Task to complete: Repeat everything in the material exactly.

Record set:
==============================

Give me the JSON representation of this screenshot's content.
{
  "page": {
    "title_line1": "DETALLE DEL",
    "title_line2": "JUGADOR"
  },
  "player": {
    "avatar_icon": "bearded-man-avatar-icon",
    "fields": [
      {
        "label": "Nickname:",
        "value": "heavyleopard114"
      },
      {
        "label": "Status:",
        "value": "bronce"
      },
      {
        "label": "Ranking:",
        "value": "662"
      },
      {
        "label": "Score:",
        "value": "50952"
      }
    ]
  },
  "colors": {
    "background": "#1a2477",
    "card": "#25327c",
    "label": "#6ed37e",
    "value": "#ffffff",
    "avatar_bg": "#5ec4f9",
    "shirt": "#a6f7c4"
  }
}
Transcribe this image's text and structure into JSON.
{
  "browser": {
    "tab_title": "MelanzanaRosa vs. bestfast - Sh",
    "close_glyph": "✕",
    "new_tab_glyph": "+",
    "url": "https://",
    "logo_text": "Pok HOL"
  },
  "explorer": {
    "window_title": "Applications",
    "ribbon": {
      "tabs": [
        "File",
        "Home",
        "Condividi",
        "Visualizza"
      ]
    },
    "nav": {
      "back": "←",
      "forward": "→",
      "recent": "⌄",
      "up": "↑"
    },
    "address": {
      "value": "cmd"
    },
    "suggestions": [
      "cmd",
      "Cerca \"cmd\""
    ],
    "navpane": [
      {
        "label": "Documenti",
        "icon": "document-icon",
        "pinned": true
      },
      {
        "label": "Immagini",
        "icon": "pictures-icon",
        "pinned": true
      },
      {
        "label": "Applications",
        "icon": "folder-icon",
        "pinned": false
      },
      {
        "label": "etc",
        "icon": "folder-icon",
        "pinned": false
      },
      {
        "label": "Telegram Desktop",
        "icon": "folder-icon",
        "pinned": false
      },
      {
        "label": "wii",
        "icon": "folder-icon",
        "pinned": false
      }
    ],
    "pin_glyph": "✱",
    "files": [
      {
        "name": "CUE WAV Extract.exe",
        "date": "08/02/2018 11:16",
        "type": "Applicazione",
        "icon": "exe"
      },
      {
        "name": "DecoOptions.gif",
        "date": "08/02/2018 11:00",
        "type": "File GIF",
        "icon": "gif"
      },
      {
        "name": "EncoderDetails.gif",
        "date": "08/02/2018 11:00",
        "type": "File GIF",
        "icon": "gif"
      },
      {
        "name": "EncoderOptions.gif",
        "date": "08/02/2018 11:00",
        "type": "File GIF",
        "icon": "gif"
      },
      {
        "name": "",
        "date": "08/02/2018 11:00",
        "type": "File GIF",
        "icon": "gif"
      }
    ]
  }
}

==============================

Response for this exercise:
Give me the JSON representation of this screenshot's content.
{
  "page": {
    "title_line1": "DETALLE DEL",
    "title_line2": "JUGADOR"
  },
  "player": {
    "avatar_icon": "bearded-man-avatar-icon",
    "fields": [
      {
        "label": "Nickname:",
        "value": "heavyleopard114"
      },
      {
        "label": "Status:",
        "value": "bronce"
      },
      {
        "label": "Ranking:",
        "value": "662"
      },
      {
        "label": "Score:",
        "value": "50952"
      }
    ]
  },
  "colors": {
    "background": "#1a2477",
    "card": "#25327c",
    "label": "#6ed37e",
    "value": "#ffffff",
    "avatar_bg": "#5ec4f9",
    "shirt": "#a6f7c4"
  }
}
Transcribe this image's text and structure into JSON.
{
  "browser": {
    "tab_title": "MelanzanaRosa vs. bestfast - Sh",
    "close_glyph": "✕",
    "new_tab_glyph": "+",
    "url": "https://",
    "logo_text": "Pok HOL"
  },
  "explorer": {
    "window_title": "Applications",
    "ribbon": {
      "tabs": [
        "File",
        "Home",
        "Condividi",
        "Visualizza"
      ]
    },
    "nav": {
      "back": "←",
      "forward": "→",
      "recent": "⌄",
      "up": "↑"
    },
    "address": {
      "value": "cmd"
    },
    "suggestions": [
      "cmd",
      "Cerca \"cmd\""
    ],
    "navpane": [
      {
        "label": "Documenti",
        "icon": "document-icon",
        "pinned": true
      },
      {
        "label": "Immagini",
        "icon": "pictures-icon",
        "pinned": true
      },
      {
        "label": "Applications",
        "icon": "folder-icon",
        "pinned": false
      },
      {
        "label": "etc",
        "icon": "folder-icon",
        "pinned": false
      },
      {
        "label": "Telegram Desktop",
        "icon": "folder-icon",
        "pinned": false
      },
      {
        "label": "wii",
        "icon": "folder-icon",
        "pinned": false
      }
    ],
    "pin_glyph": "✱",
    "files": [
      {
        "name": "CUE WAV Extract.exe",
        "date": "08/02/2018 11:16",
        "type": "Applicazione",
        "icon": "exe"
      },
      {
        "name": "DecoOptions.gif",
        "date": "08/02/2018 11:00",
        "type": "File GIF",
        "icon": "gif"
      },
      {
        "name": "EncoderDetails.gif",
        "date": "08/02/2018 11:00",
        "type": "File GIF",
        "icon": "gif"
      },
      {
        "name": "EncoderOptions.gif",
        "date": "08/02/2018 11:00",
        "type": "File GIF",
        "icon": "gif"
      },
      {
        "name": "",
        "date": "08/02/2018 11:00",
        "type": "File GIF",
        "icon": "gif"
      }
    ]
  }
}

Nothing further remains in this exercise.